The input:
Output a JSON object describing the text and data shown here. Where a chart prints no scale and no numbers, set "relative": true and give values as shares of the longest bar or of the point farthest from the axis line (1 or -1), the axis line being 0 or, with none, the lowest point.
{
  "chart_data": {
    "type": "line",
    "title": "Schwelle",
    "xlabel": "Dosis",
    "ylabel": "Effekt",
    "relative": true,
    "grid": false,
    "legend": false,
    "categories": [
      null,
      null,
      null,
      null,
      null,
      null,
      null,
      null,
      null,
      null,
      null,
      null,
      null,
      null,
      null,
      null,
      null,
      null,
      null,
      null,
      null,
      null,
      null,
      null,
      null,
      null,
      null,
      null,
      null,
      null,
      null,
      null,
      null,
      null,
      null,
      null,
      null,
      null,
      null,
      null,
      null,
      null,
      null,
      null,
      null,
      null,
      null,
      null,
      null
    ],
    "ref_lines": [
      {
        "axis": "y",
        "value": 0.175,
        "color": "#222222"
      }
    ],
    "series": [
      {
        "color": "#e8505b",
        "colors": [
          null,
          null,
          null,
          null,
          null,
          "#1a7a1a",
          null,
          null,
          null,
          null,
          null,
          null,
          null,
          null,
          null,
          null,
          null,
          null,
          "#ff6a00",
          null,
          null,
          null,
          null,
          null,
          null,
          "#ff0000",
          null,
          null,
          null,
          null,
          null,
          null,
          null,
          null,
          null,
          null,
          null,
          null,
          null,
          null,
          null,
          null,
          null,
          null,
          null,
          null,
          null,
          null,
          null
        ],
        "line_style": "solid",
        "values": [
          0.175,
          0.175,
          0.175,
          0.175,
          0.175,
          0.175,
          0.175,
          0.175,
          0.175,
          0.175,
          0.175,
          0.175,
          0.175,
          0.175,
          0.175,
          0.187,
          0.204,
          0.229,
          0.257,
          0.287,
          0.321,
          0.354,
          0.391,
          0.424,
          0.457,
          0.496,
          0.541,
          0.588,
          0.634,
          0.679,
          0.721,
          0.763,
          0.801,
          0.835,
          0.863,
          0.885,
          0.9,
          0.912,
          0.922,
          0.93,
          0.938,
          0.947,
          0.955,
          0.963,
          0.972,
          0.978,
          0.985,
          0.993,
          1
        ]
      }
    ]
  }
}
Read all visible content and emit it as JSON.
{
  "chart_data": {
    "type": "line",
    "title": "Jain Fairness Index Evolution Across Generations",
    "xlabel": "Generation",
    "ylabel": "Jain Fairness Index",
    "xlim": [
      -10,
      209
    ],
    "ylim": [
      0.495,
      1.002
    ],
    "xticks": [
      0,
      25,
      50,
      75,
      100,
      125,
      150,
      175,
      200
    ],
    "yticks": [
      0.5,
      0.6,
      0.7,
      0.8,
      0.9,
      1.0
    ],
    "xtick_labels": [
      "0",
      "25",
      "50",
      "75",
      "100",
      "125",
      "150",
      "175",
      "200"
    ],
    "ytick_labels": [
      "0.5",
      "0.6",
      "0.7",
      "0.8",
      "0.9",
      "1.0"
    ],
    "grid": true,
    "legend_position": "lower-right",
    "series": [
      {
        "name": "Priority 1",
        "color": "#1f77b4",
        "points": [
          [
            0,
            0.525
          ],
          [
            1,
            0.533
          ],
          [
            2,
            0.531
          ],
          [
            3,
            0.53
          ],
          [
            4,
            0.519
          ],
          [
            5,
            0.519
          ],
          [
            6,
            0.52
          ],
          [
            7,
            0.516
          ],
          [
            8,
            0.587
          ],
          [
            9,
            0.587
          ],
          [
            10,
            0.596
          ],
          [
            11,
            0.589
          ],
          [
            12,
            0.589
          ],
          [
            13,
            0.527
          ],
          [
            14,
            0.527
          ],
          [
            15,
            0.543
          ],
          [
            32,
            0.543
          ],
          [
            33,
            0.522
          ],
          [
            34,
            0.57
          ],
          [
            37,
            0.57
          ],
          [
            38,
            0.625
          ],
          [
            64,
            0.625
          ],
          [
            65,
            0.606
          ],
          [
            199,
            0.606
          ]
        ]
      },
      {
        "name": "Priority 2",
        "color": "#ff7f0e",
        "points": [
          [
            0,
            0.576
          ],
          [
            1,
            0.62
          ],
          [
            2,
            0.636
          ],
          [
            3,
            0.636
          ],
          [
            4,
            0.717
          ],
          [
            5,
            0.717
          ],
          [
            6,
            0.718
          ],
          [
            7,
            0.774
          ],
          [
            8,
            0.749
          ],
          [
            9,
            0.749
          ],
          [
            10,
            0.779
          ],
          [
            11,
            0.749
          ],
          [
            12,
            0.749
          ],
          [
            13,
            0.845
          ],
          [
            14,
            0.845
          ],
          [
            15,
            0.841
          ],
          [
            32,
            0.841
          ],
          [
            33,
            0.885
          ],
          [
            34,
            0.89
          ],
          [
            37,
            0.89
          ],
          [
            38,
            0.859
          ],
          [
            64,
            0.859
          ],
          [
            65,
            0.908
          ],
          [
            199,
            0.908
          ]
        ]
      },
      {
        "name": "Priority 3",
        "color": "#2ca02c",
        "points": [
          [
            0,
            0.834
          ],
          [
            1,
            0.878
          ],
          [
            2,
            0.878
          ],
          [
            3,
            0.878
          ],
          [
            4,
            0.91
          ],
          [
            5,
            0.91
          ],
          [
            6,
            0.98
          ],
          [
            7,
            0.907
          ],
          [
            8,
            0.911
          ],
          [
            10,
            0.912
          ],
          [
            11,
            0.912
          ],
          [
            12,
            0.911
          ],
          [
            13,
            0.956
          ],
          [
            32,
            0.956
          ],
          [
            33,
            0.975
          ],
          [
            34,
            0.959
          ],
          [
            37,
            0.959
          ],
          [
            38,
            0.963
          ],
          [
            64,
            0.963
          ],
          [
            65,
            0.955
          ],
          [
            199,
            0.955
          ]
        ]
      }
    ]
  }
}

Direction:
Repeat all the entries word for word.

Answer to this problem:
Output a JSON object describing the text and data shown here. Where a chart prints no scale and no numbers, set "relative": true and give values as shares of the longest bar or of the point farthest from the axis line (1 or -1), the axis line being 0 or, with none, the lowest point.
{
  "chart_data": {
    "type": "line",
    "title": "Schwelle",
    "xlabel": "Dosis",
    "ylabel": "Effekt",
    "relative": true,
    "grid": false,
    "legend": false,
    "categories": [
      null,
      null,
      null,
      null,
      null,
      null,
      null,
      null,
      null,
      null,
      null,
      null,
      null,
      null,
      null,
      null,
      null,
      null,
      null,
      null,
      null,
      null,
      null,
      null,
      null,
      null,
      null,
      null,
      null,
      null,
      null,
      null,
      null,
      null,
      null,
      null,
      null,
      null,
      null,
      null,
      null,
      null,
      null,
      null,
      null,
      null,
      null,
      null,
      null
    ],
    "ref_lines": [
      {
        "axis": "y",
        "value": 0.175,
        "color": "#222222"
      }
    ],
    "series": [
      {
        "color": "#e8505b",
        "colors": [
          null,
          null,
          null,
          null,
          null,
          "#1a7a1a",
          null,
          null,
          null,
          null,
          null,
          null,
          null,
          null,
          null,
          null,
          null,
          null,
          "#ff6a00",
          null,
          null,
          null,
          null,
          null,
          null,
          "#ff0000",
          null,
          null,
          null,
          null,
          null,
          null,
          null,
          null,
          null,
          null,
          null,
          null,
          null,
          null,
          null,
          null,
          null,
          null,
          null,
          null,
          null,
          null,
          null
        ],
        "line_style": "solid",
        "values": [
          0.175,
          0.175,
          0.175,
          0.175,
          0.175,
          0.175,
          0.175,
          0.175,
          0.175,
          0.175,
          0.175,
          0.175,
          0.175,
          0.175,
          0.175,
          0.187,
          0.204,
          0.229,
          0.257,
          0.287,
          0.321,
          0.354,
          0.391,
          0.424,
          0.457,
          0.496,
          0.541,
          0.588,
          0.634,
          0.679,
          0.721,
          0.763,
          0.801,
          0.835,
          0.863,
          0.885,
          0.9,
          0.912,
          0.922,
          0.93,
          0.938,
          0.947,
          0.955,
          0.963,
          0.972,
          0.978,
          0.985,
          0.993,
          1
        ]
      }
    ]
  }
}
Read all visible content and emit it as JSON.
{
  "chart_data": {
    "type": "line",
    "title": "Jain Fairness Index Evolution Across Generations",
    "xlabel": "Generation",
    "ylabel": "Jain Fairness Index",
    "xlim": [
      -10,
      209
    ],
    "ylim": [
      0.495,
      1.002
    ],
    "xticks": [
      0,
      25,
      50,
      75,
      100,
      125,
      150,
      175,
      200
    ],
    "yticks": [
      0.5,
      0.6,
      0.7,
      0.8,
      0.9,
      1.0
    ],
    "xtick_labels": [
      "0",
      "25",
      "50",
      "75",
      "100",
      "125",
      "150",
      "175",
      "200"
    ],
    "ytick_labels": [
      "0.5",
      "0.6",
      "0.7",
      "0.8",
      "0.9",
      "1.0"
    ],
    "grid": true,
    "legend_position": "lower-right",
    "series": [
      {
        "name": "Priority 1",
        "color": "#1f77b4",
        "points": [
          [
            0,
            0.525
          ],
          [
            1,
            0.533
          ],
          [
            2,
            0.531
          ],
          [
            3,
            0.53
          ],
          [
            4,
            0.519
          ],
          [
            5,
            0.519
          ],
          [
            6,
            0.52
          ],
          [
            7,
            0.516
          ],
          [
            8,
            0.587
          ],
          [
            9,
            0.587
          ],
          [
            10,
            0.596
          ],
          [
            11,
            0.589
          ],
          [
            12,
            0.589
          ],
          [
            13,
            0.527
          ],
          [
            14,
            0.527
          ],
          [
            15,
            0.543
          ],
          [
            32,
            0.543
          ],
          [
            33,
            0.522
          ],
          [
            34,
            0.57
          ],
          [
            37,
            0.57
          ],
          [
            38,
            0.625
          ],
          [
            64,
            0.625
          ],
          [
            65,
            0.606
          ],
          [
            199,
            0.606
          ]
        ]
      },
      {
        "name": "Priority 2",
        "color": "#ff7f0e",
        "points": [
          [
            0,
            0.576
          ],
          [
            1,
            0.62
          ],
          [
            2,
            0.636
          ],
          [
            3,
            0.636
          ],
          [
            4,
            0.717
          ],
          [
            5,
            0.717
          ],
          [
            6,
            0.718
          ],
          [
            7,
            0.774
          ],
          [
            8,
            0.749
          ],
          [
            9,
            0.749
          ],
          [
            10,
            0.779
          ],
          [
            11,
            0.749
          ],
          [
            12,
            0.749
          ],
          [
            13,
            0.845
          ],
          [
            14,
            0.845
          ],
          [
            15,
            0.841
          ],
          [
            32,
            0.841
          ],
          [
            33,
            0.885
          ],
          [
            34,
            0.89
          ],
          [
            37,
            0.89
          ],
          [
            38,
            0.859
          ],
          [
            64,
            0.859
          ],
          [
            65,
            0.908
          ],
          [
            199,
            0.908
          ]
        ]
      },
      {
        "name": "Priority 3",
        "color": "#2ca02c",
        "points": [
          [
            0,
            0.834
          ],
          [
            1,
            0.878
          ],
          [
            2,
            0.878
          ],
          [
            3,
            0.878
          ],
          [
            4,
            0.91
          ],
          [
            5,
            0.91
          ],
          [
            6,
            0.98
          ],
          [
            7,
            0.907
          ],
          [
            8,
            0.911
          ],
          [
            10,
            0.912
          ],
          [
            11,
            0.912
          ],
          [
            12,
            0.911
          ],
          [
            13,
            0.956
          ],
          [
            32,
            0.956
          ],
          [
            33,
            0.975
          ],
          [
            34,
            0.959
          ],
          [
            37,
            0.959
          ],
          [
            38,
            0.963
          ],
          [
            64,
            0.963
          ],
          [
            65,
            0.955
          ],
          [
            199,
            0.955
          ]
        ]
      }
    ]
  }
}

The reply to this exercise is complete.